◆ Written exercise
All lines featuring the string "maximum" are to be listed.

Saved data entries
########################################
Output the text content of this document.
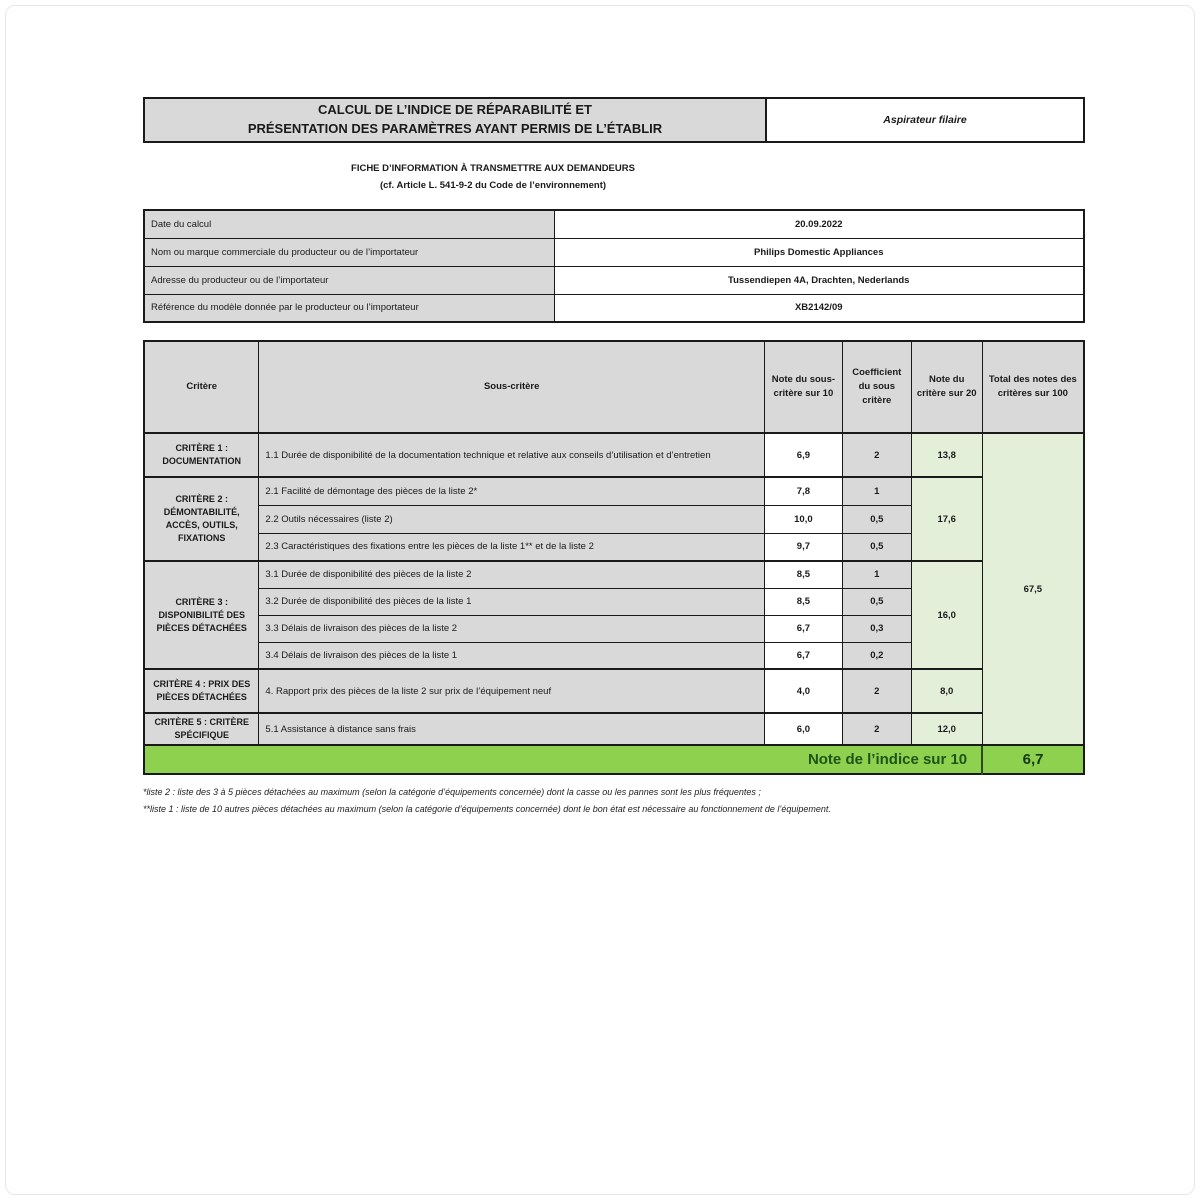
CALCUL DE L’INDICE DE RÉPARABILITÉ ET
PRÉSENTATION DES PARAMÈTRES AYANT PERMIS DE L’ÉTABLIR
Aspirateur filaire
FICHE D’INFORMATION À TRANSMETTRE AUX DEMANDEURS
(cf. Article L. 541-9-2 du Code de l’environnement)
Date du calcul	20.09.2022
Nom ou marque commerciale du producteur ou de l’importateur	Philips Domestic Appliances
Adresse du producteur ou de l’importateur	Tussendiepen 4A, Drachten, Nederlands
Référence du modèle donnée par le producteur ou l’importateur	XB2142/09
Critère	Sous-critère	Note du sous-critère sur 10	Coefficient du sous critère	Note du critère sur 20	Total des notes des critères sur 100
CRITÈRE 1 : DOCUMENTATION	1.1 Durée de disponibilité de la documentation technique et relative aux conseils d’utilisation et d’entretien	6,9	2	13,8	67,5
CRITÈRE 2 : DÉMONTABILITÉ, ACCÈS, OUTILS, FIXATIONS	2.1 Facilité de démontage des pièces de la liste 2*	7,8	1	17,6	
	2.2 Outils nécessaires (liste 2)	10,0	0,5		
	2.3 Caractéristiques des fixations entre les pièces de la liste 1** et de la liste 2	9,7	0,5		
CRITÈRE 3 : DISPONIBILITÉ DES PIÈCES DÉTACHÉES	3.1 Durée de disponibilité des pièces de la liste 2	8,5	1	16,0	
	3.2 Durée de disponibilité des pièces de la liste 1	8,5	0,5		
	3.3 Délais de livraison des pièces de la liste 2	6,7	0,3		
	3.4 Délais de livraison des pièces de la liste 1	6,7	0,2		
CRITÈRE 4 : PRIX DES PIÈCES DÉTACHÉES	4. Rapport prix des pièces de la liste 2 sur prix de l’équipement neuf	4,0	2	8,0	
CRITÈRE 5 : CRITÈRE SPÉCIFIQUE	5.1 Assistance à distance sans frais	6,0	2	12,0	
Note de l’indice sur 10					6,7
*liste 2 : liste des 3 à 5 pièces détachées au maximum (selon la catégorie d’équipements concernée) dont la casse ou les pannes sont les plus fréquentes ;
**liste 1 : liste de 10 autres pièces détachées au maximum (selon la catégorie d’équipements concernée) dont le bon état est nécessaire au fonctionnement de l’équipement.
########################################
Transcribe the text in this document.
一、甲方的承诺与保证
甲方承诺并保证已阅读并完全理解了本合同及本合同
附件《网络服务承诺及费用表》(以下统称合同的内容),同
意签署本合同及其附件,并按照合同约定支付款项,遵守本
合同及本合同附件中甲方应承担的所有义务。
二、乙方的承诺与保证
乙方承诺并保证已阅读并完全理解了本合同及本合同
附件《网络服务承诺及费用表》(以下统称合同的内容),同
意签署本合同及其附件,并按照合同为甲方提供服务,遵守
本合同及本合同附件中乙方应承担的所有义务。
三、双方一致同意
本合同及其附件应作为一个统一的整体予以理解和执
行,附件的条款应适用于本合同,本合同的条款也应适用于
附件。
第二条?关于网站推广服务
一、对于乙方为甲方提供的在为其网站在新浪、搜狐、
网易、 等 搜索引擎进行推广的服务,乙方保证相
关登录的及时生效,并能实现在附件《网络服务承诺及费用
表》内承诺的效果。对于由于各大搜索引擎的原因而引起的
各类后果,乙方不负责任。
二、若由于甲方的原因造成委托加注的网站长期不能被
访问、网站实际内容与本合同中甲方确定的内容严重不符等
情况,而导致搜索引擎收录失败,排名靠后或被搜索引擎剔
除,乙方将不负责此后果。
########################################
◆ The response
*liste 2 : liste des 3 à 5 pièces détachées au maximum (selon la catégorie d’équipements concernée) dont la casse ou les pannes sont les plus fréquentes ;
**liste 1 : liste de 10 autres pièces détachées au maximum (selon la catégorie d’équipements concernée) dont le bon état est nécessaire au fonctionnement de l’équipement.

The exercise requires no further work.